Source data
================================
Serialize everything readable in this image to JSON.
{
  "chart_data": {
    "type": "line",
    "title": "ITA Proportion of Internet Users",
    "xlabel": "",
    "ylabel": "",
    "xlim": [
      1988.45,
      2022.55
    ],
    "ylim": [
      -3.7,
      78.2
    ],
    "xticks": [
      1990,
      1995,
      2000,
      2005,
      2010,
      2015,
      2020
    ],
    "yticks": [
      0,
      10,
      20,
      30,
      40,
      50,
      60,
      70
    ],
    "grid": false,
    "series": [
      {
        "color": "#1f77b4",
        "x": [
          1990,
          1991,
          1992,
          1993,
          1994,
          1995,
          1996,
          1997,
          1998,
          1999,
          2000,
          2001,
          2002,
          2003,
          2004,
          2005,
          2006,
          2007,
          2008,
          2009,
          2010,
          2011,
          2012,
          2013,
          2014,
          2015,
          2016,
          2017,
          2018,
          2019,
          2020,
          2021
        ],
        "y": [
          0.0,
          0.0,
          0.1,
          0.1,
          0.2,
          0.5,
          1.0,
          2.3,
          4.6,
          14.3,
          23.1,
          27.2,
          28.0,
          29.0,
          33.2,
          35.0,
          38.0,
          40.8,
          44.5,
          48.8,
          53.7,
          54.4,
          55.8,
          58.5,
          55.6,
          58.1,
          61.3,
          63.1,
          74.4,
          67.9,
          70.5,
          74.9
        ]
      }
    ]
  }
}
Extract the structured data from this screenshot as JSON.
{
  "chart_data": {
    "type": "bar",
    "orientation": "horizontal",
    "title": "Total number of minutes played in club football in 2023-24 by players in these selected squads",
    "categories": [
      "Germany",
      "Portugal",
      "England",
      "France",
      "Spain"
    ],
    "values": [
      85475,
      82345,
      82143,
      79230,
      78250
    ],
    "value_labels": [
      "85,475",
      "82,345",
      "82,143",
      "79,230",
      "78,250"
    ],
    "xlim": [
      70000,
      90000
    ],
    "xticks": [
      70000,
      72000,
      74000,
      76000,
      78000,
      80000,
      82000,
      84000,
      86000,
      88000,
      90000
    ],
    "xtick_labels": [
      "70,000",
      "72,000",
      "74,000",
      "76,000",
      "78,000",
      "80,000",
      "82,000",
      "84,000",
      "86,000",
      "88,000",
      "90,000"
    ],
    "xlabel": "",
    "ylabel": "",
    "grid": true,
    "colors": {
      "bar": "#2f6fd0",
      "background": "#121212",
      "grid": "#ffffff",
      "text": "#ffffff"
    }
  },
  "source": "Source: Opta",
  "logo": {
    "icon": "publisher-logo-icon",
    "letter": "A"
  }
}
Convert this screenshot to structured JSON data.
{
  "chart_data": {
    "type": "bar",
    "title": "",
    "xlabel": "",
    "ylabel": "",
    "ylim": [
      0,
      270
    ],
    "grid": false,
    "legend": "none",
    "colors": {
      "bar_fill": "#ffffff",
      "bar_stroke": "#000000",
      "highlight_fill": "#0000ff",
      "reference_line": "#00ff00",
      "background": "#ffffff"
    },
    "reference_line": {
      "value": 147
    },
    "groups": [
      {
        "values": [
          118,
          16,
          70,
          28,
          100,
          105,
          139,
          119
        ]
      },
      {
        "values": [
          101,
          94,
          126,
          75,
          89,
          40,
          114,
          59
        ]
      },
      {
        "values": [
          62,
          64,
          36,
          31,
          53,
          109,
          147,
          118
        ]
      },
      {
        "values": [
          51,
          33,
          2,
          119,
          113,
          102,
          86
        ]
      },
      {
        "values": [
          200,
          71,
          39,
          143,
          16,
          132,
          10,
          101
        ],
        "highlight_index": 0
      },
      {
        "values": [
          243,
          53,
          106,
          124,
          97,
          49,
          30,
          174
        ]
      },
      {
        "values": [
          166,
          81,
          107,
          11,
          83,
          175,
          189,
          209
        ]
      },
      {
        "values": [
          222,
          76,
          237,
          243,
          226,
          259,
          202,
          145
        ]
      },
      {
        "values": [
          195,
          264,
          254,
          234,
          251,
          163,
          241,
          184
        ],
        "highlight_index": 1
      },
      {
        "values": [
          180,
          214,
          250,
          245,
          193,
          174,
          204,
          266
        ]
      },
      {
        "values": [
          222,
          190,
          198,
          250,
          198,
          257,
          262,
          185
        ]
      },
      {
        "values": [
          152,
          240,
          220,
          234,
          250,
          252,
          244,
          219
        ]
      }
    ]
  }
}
================================
**Task**
Find and copy every line in the entries above where the string "structured" occurs.

**Solution**
Extract the structured data from this screenshot as JSON.
Convert this screenshot to structured JSON data.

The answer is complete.